═════ Source records ═════
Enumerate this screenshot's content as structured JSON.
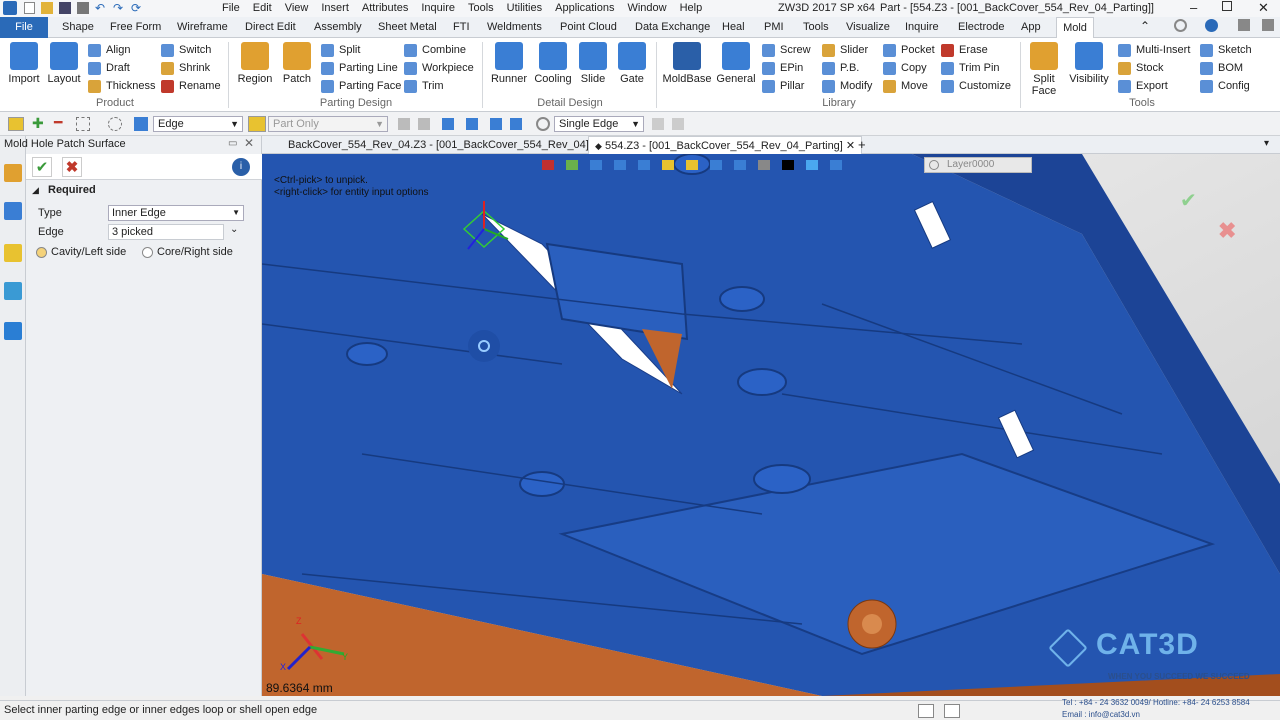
{
  "titlebar": {
    "menu": [
      "File",
      "Edit",
      "View",
      "Insert",
      "Attributes",
      "Inquire",
      "Tools",
      "Utilities",
      "Applications",
      "Window",
      "Help"
    ],
    "app_title": "ZW3D 2017 SP x64",
    "doc_title": "Part - [554.Z3 - [001_BackCover_554_Rev_04_Parting]]"
  },
  "ribbon_tabs": {
    "file": "File",
    "tabs": [
      "Shape",
      "Free Form",
      "Wireframe",
      "Direct Edit",
      "Assembly",
      "Sheet Metal",
      "FTI",
      "Weldments",
      "Point Cloud",
      "Data Exchange",
      "Heal",
      "PMI",
      "Tools",
      "Visualize",
      "Inquire",
      "Electrode",
      "App"
    ],
    "active": "Mold"
  },
  "ribbon": {
    "product": {
      "label": "Product",
      "big": [
        "Import",
        "Layout"
      ],
      "small": [
        "Align",
        "Draft",
        "Thickness",
        "Switch",
        "Shrink",
        "Rename"
      ]
    },
    "parting": {
      "label": "Parting Design",
      "big": [
        "Region",
        "Patch"
      ],
      "small": [
        "Split",
        "Parting Line",
        "Parting Face",
        "Combine",
        "Workpiece",
        "Trim"
      ]
    },
    "detail": {
      "label": "Detail Design",
      "big": [
        "Runner",
        "Cooling",
        "Slide",
        "Gate"
      ]
    },
    "library": {
      "label": "Library",
      "big": [
        "MoldBase",
        "General"
      ],
      "small": [
        "Screw",
        "EPin",
        "Pillar",
        "Slider",
        "P.B.",
        "Modify",
        "Pocket",
        "Copy",
        "Move",
        "Erase",
        "Trim Pin",
        "Customize"
      ]
    },
    "tools": {
      "label": "Tools",
      "big": [
        "Split Face",
        "Visibility"
      ],
      "small": [
        "Multi-Insert",
        "Stock",
        "Export",
        "Sketch",
        "BOM",
        "Config"
      ]
    }
  },
  "toolbar2": {
    "filter": "Edge",
    "part": "Part Only",
    "pick": "Single Edge"
  },
  "panel": {
    "title": "Mold Hole Patch Surface",
    "section": "Required",
    "type_label": "Type",
    "type_value": "Inner Edge",
    "edge_label": "Edge",
    "edge_value": "3 picked",
    "radio1": "Cavity/Left side",
    "radio2": "Core/Right side"
  },
  "doctabs": {
    "tab1": "BackCover_554_Rev_04.Z3 - [001_BackCover_554_Rev_04]",
    "tab2": "554.Z3 - [001_BackCover_554_Rev_04_Parting]"
  },
  "viewport": {
    "hint1": "<Ctrl-pick> to unpick.",
    "hint2": "<right-click> for entity input options",
    "layer": "Layer0000",
    "scale": "89.6364 mm",
    "axis_x": "X",
    "axis_y": "Y",
    "axis_z": "Z"
  },
  "watermark": {
    "brand": "CAT3D",
    "slogan": "WHEN YOU SUCCEED WE SUCCEED",
    "tel": "Tel : +84 - 24 3632 0049/ Hotline: +84- 24 6253 8584",
    "email": "Email : info@cat3d.vn"
  },
  "status": {
    "prompt": "Select inner parting edge or inner edges loop or shell open edge"
  },
  "colors": {
    "model_blue": "#2455b0",
    "core_orange": "#c0652d",
    "ribbon_accent": "#2a6ab8"
  }
}
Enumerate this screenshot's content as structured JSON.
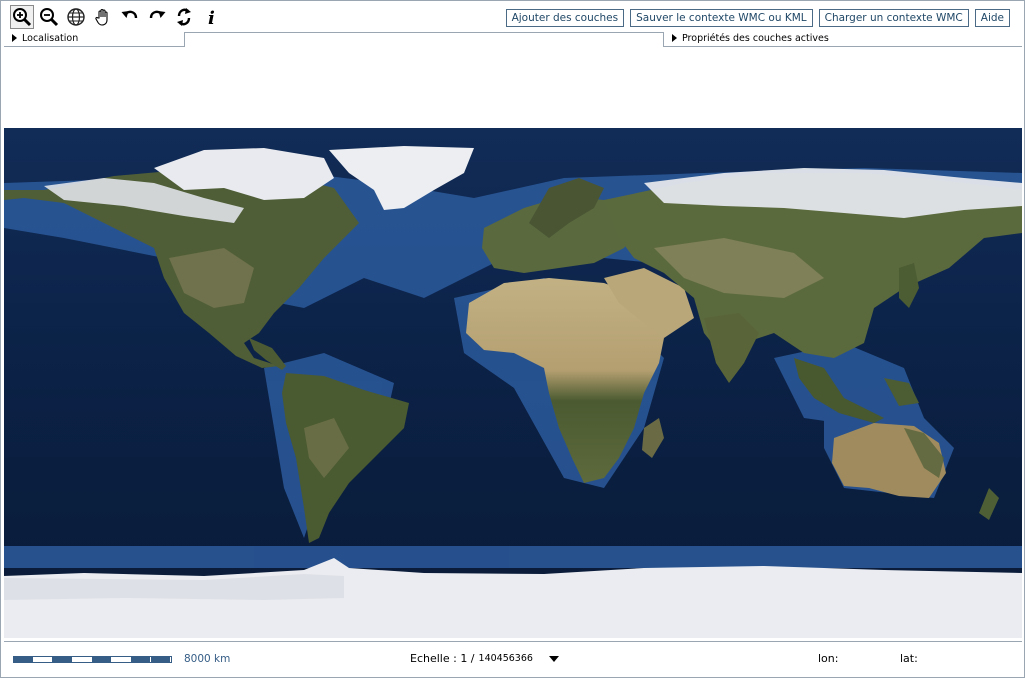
{
  "toolbar": {
    "tools": [
      {
        "name": "zoom-in",
        "active": true
      },
      {
        "name": "zoom-out"
      },
      {
        "name": "full-extent"
      },
      {
        "name": "pan"
      },
      {
        "name": "previous-view"
      },
      {
        "name": "next-view"
      },
      {
        "name": "refresh"
      },
      {
        "name": "info",
        "glyph": "i"
      }
    ]
  },
  "top_buttons": {
    "add_layers": "Ajouter des couches",
    "save_context": "Sauver le contexte WMC ou KML",
    "load_context": "Charger un contexte WMC",
    "help": "Aide"
  },
  "tabs": {
    "left": "Localisation",
    "right": "Propriétés des couches actives"
  },
  "colors": {
    "border": "#9aa6b2",
    "button_border": "#4a6a86",
    "button_text": "#1f4766",
    "scale": "#355d86",
    "ocean_deep": "#0a1f3f",
    "ocean_shelf": "#2d5a9e",
    "land_green": "#4f5e36",
    "land_desert": "#b8a57a",
    "ice": "#e8eaef"
  },
  "status": {
    "scale_distance": "8000 km",
    "echelle_label": "Echelle : 1 /",
    "echelle_value": "140456366",
    "lon_label": "lon:",
    "lat_label": "lat:"
  }
}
═════
> **Direction**
Go through the material and select each line with the string "Design" in it.

> **Result of this task**
      "label": "Parting Design",
      "label": "Detail Design",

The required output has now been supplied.